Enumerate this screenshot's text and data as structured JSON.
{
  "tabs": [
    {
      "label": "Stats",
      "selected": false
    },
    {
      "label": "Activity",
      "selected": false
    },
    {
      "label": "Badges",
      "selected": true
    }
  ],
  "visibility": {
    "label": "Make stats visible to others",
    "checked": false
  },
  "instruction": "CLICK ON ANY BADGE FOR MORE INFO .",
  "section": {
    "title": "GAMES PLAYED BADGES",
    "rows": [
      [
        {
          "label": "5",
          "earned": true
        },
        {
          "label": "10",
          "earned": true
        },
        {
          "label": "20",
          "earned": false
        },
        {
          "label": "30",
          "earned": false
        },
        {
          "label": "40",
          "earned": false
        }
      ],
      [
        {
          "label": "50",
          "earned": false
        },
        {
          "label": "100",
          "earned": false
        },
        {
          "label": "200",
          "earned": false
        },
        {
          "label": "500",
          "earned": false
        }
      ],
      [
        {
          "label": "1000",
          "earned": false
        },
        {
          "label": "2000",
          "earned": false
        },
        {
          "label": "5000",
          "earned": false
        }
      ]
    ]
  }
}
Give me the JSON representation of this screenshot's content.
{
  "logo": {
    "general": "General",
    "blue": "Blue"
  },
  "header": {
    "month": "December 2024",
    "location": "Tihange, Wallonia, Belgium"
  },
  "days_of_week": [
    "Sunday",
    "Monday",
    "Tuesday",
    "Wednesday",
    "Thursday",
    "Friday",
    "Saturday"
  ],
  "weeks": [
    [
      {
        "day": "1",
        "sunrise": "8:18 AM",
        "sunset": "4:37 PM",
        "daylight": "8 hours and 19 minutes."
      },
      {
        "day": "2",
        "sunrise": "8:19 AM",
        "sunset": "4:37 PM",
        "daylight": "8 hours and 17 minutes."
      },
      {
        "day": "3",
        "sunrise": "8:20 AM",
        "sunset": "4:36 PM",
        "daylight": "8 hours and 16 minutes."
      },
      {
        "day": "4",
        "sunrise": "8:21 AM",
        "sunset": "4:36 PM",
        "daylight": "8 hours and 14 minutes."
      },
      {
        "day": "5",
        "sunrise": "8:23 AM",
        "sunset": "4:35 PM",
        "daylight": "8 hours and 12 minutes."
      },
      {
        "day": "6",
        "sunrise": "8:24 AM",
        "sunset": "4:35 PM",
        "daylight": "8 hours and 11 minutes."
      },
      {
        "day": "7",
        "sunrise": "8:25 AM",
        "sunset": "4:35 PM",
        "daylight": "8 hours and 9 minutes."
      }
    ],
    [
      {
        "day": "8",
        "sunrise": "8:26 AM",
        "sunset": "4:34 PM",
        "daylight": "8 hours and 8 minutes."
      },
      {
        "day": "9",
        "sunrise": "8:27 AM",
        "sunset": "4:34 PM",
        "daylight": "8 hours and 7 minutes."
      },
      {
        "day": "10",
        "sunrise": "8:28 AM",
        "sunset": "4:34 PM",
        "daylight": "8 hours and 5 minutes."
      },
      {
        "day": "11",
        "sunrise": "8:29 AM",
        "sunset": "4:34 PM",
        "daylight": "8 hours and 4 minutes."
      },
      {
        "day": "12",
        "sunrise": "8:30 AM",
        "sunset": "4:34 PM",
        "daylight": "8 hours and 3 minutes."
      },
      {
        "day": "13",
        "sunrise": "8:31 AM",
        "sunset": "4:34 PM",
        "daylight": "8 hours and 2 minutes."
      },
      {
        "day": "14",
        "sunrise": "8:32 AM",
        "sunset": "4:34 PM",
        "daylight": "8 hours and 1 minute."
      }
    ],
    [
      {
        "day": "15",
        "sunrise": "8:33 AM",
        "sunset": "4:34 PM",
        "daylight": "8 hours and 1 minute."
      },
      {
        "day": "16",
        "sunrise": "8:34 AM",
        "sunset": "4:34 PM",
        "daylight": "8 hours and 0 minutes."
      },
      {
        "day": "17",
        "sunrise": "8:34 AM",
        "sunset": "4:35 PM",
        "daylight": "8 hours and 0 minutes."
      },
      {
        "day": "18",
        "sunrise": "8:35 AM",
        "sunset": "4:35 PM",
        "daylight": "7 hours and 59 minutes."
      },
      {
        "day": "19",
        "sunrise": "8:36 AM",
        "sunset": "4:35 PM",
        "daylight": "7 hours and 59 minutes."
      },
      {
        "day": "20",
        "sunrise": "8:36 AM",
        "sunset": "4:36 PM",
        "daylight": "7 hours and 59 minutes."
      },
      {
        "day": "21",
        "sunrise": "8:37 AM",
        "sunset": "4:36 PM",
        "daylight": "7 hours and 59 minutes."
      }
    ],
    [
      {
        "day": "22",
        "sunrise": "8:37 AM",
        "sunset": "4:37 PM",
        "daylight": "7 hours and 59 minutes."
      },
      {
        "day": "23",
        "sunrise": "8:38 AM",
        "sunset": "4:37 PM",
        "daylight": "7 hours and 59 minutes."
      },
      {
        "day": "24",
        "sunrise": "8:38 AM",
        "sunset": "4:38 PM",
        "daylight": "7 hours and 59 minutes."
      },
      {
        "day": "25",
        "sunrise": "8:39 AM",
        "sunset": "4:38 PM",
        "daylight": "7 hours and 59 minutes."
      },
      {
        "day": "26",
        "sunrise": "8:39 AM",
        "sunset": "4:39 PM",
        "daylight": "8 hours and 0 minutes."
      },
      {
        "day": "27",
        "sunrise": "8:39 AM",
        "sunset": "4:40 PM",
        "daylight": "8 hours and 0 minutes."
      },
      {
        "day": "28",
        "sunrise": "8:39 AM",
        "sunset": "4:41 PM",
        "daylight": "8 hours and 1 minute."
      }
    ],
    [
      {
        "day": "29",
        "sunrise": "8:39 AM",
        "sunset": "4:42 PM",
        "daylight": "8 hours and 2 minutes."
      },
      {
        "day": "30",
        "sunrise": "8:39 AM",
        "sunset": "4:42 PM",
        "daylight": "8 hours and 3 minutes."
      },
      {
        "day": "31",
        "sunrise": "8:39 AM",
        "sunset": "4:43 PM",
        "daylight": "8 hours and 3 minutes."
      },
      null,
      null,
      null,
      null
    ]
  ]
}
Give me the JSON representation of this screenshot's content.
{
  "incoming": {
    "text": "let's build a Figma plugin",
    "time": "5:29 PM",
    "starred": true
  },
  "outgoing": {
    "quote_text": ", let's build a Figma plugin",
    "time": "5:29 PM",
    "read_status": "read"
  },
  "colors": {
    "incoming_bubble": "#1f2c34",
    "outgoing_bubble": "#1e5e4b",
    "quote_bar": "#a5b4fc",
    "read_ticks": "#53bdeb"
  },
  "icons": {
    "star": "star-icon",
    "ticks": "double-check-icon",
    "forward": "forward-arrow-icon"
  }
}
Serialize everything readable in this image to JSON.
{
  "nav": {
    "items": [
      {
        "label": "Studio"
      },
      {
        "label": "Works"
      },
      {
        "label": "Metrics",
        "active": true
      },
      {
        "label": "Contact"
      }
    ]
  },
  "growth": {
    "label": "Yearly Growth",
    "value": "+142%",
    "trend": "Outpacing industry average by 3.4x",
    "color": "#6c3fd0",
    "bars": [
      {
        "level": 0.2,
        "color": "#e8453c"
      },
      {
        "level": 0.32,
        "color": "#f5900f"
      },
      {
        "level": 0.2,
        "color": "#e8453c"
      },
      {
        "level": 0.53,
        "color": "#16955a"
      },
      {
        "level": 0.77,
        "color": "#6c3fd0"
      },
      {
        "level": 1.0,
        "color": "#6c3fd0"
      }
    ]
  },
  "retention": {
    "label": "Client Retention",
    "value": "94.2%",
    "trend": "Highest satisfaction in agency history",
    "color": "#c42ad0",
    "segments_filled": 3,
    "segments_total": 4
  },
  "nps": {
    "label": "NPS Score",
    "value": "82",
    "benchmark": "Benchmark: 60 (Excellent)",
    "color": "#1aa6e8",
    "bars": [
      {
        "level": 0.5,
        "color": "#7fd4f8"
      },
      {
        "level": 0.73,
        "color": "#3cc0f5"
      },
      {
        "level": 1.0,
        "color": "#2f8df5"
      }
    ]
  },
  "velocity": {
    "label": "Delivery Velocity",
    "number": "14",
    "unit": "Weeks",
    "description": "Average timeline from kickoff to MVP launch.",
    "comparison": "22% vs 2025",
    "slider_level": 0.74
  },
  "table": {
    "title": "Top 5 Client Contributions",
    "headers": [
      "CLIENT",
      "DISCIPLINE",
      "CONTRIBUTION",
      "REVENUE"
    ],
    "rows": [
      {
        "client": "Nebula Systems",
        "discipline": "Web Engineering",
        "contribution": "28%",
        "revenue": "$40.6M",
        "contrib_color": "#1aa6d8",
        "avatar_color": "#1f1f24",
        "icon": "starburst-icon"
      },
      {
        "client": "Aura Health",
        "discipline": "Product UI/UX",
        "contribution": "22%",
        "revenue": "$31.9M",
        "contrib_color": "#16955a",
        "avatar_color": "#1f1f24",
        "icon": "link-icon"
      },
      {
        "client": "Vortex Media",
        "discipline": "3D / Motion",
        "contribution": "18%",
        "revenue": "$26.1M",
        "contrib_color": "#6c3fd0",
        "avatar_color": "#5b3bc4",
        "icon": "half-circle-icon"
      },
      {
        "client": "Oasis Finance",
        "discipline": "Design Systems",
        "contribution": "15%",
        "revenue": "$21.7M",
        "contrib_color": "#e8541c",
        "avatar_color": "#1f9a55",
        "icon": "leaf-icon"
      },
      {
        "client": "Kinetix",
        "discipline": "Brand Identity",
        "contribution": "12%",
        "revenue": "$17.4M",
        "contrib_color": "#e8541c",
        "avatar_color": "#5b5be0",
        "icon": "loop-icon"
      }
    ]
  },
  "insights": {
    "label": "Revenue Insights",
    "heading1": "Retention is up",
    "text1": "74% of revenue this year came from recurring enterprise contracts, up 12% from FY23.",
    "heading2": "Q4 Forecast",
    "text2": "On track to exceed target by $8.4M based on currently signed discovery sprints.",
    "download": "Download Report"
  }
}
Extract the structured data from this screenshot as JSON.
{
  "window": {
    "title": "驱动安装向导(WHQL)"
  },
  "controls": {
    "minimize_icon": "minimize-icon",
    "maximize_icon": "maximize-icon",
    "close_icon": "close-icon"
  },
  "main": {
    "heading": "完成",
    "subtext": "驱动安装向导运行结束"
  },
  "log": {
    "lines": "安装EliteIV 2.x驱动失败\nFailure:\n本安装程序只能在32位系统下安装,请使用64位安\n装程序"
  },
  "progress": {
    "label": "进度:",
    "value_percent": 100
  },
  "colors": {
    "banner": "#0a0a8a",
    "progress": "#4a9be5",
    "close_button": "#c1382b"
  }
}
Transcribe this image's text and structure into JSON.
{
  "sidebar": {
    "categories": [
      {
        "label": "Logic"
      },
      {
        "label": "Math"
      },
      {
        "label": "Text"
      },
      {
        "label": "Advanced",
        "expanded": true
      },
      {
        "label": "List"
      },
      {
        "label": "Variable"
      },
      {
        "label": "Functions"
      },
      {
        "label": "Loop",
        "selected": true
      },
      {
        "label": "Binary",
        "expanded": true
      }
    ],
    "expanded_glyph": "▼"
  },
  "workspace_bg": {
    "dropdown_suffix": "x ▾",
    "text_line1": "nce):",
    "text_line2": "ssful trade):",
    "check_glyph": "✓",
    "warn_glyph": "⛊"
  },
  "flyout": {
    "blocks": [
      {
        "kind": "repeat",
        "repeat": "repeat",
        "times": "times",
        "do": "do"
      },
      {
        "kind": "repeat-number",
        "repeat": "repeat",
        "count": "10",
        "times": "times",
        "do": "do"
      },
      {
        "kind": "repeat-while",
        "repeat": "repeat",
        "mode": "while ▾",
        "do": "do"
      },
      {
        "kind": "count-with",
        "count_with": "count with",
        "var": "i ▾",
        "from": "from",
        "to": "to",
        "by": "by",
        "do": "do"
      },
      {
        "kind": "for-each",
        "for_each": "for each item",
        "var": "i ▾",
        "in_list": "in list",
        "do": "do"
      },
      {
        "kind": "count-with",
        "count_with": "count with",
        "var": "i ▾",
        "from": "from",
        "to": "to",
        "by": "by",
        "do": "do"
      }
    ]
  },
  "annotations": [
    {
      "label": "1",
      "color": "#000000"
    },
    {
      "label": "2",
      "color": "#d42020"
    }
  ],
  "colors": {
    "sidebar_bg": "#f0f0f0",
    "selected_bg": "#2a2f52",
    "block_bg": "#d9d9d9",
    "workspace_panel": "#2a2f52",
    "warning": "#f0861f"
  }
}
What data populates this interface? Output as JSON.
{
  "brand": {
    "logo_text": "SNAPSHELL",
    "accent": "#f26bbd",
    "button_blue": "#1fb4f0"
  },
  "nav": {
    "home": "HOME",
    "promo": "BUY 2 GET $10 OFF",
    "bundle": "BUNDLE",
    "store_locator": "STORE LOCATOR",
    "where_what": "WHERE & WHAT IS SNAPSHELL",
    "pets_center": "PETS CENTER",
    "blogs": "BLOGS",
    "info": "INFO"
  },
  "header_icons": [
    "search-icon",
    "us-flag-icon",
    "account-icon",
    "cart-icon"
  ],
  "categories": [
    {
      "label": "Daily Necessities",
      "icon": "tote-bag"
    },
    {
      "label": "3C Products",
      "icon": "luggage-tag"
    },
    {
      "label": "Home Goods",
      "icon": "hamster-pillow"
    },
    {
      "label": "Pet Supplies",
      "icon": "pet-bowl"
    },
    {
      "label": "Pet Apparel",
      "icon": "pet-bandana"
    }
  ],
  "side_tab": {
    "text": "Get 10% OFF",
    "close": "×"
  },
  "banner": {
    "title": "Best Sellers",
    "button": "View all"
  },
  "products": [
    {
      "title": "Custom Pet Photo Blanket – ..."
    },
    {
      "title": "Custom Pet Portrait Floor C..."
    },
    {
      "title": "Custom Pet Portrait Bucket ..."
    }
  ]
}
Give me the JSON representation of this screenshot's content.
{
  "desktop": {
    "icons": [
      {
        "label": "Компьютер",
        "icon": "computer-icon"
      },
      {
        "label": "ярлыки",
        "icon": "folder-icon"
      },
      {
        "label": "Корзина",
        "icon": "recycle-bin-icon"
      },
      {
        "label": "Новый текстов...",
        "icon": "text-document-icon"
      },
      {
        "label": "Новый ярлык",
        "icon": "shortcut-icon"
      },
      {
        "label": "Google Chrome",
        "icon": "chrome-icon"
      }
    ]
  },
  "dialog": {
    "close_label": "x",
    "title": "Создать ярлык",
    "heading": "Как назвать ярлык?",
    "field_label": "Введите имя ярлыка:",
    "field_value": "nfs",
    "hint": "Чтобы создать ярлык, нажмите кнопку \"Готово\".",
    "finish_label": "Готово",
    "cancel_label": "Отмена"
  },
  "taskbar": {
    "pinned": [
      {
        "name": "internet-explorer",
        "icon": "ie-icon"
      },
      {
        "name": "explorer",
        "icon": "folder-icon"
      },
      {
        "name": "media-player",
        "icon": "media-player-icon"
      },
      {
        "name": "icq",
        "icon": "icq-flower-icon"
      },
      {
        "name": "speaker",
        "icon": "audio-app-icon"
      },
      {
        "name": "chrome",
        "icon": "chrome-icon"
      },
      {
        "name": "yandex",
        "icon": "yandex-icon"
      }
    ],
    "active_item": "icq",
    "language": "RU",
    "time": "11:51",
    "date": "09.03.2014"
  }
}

======

• AIM OF THE EXERCISE
In the lines above, locate the string "Portrait". Copy every line where it occurs.

• EXERCISE ANSWER
      "title": "Custom Pet Portrait Floor C..."
      "title": "Custom Pet Portrait Bucket ..."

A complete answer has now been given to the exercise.